# STATED EXERCISE:
Copy all of the material below exactly.

# RECORDS PROVIDED:
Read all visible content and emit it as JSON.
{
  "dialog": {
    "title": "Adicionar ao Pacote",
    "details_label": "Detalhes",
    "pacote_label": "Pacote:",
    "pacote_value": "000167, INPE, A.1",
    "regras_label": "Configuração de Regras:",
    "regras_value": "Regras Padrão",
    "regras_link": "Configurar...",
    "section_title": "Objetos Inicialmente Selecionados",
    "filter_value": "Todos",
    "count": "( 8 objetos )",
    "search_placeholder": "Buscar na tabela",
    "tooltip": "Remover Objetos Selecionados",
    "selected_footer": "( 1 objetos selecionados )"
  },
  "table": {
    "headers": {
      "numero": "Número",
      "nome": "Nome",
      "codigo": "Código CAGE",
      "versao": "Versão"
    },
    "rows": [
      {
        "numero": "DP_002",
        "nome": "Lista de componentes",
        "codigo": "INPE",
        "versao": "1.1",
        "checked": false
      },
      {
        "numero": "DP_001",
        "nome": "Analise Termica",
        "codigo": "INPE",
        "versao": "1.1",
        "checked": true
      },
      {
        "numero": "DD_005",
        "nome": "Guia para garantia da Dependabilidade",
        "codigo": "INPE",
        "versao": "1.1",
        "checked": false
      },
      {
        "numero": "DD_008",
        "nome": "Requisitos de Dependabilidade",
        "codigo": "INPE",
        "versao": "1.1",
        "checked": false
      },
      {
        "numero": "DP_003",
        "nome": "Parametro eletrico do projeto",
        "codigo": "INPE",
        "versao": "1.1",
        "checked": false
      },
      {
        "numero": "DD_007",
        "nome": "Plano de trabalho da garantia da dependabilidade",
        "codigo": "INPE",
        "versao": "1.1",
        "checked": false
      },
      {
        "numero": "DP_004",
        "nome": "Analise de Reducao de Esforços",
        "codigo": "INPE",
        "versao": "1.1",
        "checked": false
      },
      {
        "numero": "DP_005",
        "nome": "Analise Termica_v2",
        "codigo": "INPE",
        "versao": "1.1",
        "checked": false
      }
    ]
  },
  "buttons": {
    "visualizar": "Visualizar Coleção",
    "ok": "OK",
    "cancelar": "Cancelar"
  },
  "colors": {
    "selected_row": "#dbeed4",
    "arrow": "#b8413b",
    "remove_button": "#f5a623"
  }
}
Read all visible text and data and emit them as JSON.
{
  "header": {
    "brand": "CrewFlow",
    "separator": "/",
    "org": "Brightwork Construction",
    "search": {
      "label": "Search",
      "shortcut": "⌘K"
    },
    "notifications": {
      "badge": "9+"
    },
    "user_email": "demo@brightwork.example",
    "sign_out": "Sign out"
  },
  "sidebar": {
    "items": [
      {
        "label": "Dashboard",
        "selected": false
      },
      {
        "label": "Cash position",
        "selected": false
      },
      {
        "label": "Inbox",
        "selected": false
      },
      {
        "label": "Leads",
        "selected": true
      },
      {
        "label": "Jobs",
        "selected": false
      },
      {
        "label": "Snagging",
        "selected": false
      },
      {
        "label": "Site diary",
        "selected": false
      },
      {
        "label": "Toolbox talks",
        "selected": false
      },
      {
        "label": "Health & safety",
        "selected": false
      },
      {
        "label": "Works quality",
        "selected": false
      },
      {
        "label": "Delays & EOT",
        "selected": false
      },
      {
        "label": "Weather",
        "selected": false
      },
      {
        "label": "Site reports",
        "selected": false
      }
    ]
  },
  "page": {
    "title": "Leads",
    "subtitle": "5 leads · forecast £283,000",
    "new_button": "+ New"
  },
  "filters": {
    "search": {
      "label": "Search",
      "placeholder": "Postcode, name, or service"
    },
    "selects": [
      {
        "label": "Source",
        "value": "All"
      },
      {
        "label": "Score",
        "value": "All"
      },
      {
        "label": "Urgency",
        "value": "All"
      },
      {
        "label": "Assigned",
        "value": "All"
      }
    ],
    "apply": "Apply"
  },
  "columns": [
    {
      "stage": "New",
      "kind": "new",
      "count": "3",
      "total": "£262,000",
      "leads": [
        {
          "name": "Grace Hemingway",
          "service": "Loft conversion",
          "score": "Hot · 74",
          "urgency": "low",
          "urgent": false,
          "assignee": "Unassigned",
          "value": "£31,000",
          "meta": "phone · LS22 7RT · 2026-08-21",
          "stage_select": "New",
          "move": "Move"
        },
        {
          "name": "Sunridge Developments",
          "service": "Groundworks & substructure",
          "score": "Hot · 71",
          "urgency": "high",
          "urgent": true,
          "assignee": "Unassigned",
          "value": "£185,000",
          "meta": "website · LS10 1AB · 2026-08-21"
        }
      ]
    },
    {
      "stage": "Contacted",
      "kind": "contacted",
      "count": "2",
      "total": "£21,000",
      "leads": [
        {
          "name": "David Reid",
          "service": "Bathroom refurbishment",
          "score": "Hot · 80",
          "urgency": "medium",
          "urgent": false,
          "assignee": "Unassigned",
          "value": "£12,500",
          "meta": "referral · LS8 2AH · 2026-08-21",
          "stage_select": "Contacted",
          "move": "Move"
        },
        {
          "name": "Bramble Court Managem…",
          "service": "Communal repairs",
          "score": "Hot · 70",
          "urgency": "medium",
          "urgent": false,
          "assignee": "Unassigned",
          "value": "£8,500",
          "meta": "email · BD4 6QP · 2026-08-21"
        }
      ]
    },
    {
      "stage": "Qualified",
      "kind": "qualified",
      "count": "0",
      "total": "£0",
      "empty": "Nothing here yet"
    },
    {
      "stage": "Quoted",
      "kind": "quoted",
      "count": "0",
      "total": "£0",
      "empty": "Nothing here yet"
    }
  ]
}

# EXPECTED OUTPUT:
Read all visible content and emit it as JSON.
{
  "dialog": {
    "title": "Adicionar ao Pacote",
    "details_label": "Detalhes",
    "pacote_label": "Pacote:",
    "pacote_value": "000167, INPE, A.1",
    "regras_label": "Configuração de Regras:",
    "regras_value": "Regras Padrão",
    "regras_link": "Configurar...",
    "section_title": "Objetos Inicialmente Selecionados",
    "filter_value": "Todos",
    "count": "( 8 objetos )",
    "search_placeholder": "Buscar na tabela",
    "tooltip": "Remover Objetos Selecionados",
    "selected_footer": "( 1 objetos selecionados )"
  },
  "table": {
    "headers": {
      "numero": "Número",
      "nome": "Nome",
      "codigo": "Código CAGE",
      "versao": "Versão"
    },
    "rows": [
      {
        "numero": "DP_002",
        "nome": "Lista de componentes",
        "codigo": "INPE",
        "versao": "1.1",
        "checked": false
      },
      {
        "numero": "DP_001",
        "nome": "Analise Termica",
        "codigo": "INPE",
        "versao": "1.1",
        "checked": true
      },
      {
        "numero": "DD_005",
        "nome": "Guia para garantia da Dependabilidade",
        "codigo": "INPE",
        "versao": "1.1",
        "checked": false
      },
      {
        "numero": "DD_008",
        "nome": "Requisitos de Dependabilidade",
        "codigo": "INPE",
        "versao": "1.1",
        "checked": false
      },
      {
        "numero": "DP_003",
        "nome": "Parametro eletrico do projeto",
        "codigo": "INPE",
        "versao": "1.1",
        "checked": false
      },
      {
        "numero": "DD_007",
        "nome": "Plano de trabalho da garantia da dependabilidade",
        "codigo": "INPE",
        "versao": "1.1",
        "checked": false
      },
      {
        "numero": "DP_004",
        "nome": "Analise de Reducao de Esforços",
        "codigo": "INPE",
        "versao": "1.1",
        "checked": false
      },
      {
        "numero": "DP_005",
        "nome": "Analise Termica_v2",
        "codigo": "INPE",
        "versao": "1.1",
        "checked": false
      }
    ]
  },
  "buttons": {
    "visualizar": "Visualizar Coleção",
    "ok": "OK",
    "cancelar": "Cancelar"
  },
  "colors": {
    "selected_row": "#dbeed4",
    "arrow": "#b8413b",
    "remove_button": "#f5a623"
  }
}
Read all visible text and data and emit them as JSON.
{
  "header": {
    "brand": "CrewFlow",
    "separator": "/",
    "org": "Brightwork Construction",
    "search": {
      "label": "Search",
      "shortcut": "⌘K"
    },
    "notifications": {
      "badge": "9+"
    },
    "user_email": "demo@brightwork.example",
    "sign_out": "Sign out"
  },
  "sidebar": {
    "items": [
      {
        "label": "Dashboard",
        "selected": false
      },
      {
        "label": "Cash position",
        "selected": false
      },
      {
        "label": "Inbox",
        "selected": false
      },
      {
        "label": "Leads",
        "selected": true
      },
      {
        "label": "Jobs",
        "selected": false
      },
      {
        "label": "Snagging",
        "selected": false
      },
      {
        "label": "Site diary",
        "selected": false
      },
      {
        "label": "Toolbox talks",
        "selected": false
      },
      {
        "label": "Health & safety",
        "selected": false
      },
      {
        "label": "Works quality",
        "selected": false
      },
      {
        "label": "Delays & EOT",
        "selected": false
      },
      {
        "label": "Weather",
        "selected": false
      },
      {
        "label": "Site reports",
        "selected": false
      }
    ]
  },
  "page": {
    "title": "Leads",
    "subtitle": "5 leads · forecast £283,000",
    "new_button": "+ New"
  },
  "filters": {
    "search": {
      "label": "Search",
      "placeholder": "Postcode, name, or service"
    },
    "selects": [
      {
        "label": "Source",
        "value": "All"
      },
      {
        "label": "Score",
        "value": "All"
      },
      {
        "label": "Urgency",
        "value": "All"
      },
      {
        "label": "Assigned",
        "value": "All"
      }
    ],
    "apply": "Apply"
  },
  "columns": [
    {
      "stage": "New",
      "kind": "new",
      "count": "3",
      "total": "£262,000",
      "leads": [
        {
          "name": "Grace Hemingway",
          "service": "Loft conversion",
          "score": "Hot · 74",
          "urgency": "low",
          "urgent": false,
          "assignee": "Unassigned",
          "value": "£31,000",
          "meta": "phone · LS22 7RT · 2026-08-21",
          "stage_select": "New",
          "move": "Move"
        },
        {
          "name": "Sunridge Developments",
          "service": "Groundworks & substructure",
          "score": "Hot · 71",
          "urgency": "high",
          "urgent": true,
          "assignee": "Unassigned",
          "value": "£185,000",
          "meta": "website · LS10 1AB · 2026-08-21"
        }
      ]
    },
    {
      "stage": "Contacted",
      "kind": "contacted",
      "count": "2",
      "total": "£21,000",
      "leads": [
        {
          "name": "David Reid",
          "service": "Bathroom refurbishment",
          "score": "Hot · 80",
          "urgency": "medium",
          "urgent": false,
          "assignee": "Unassigned",
          "value": "£12,500",
          "meta": "referral · LS8 2AH · 2026-08-21",
          "stage_select": "Contacted",
          "move": "Move"
        },
        {
          "name": "Bramble Court Managem…",
          "service": "Communal repairs",
          "score": "Hot · 70",
          "urgency": "medium",
          "urgent": false,
          "assignee": "Unassigned",
          "value": "£8,500",
          "meta": "email · BD4 6QP · 2026-08-21"
        }
      ]
    },
    {
      "stage": "Qualified",
      "kind": "qualified",
      "count": "0",
      "total": "£0",
      "empty": "Nothing here yet"
    },
    {
      "stage": "Quoted",
      "kind": "quoted",
      "count": "0",
      "total": "£0",
      "empty": "Nothing here yet"
    }
  ]
}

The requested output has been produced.